#### Problem to solve
Go through the entries below, tally each line with the string "Contains", and give the final number by itself.

#### Data extract
★ ★ ★ ★ ★

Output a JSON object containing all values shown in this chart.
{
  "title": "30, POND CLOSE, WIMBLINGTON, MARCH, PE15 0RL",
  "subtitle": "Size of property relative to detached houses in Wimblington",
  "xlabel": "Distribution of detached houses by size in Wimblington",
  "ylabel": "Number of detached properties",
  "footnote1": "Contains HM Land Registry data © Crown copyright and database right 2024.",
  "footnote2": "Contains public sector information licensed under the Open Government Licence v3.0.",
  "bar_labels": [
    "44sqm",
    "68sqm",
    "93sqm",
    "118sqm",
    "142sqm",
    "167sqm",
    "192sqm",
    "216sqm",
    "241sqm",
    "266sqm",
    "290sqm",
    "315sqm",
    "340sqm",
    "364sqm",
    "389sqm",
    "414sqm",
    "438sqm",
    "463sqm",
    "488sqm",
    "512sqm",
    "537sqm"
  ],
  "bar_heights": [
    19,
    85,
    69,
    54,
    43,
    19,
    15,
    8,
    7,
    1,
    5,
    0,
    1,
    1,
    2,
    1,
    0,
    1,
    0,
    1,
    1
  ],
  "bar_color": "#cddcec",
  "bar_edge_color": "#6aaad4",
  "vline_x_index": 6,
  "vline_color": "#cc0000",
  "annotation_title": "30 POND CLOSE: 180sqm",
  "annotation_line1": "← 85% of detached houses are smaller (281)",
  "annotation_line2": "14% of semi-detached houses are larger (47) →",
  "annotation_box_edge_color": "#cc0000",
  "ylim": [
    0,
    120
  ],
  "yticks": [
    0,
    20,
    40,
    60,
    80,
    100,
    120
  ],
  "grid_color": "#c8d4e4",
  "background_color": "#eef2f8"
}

★ ★ ★ ★ ★

#### Task answer
2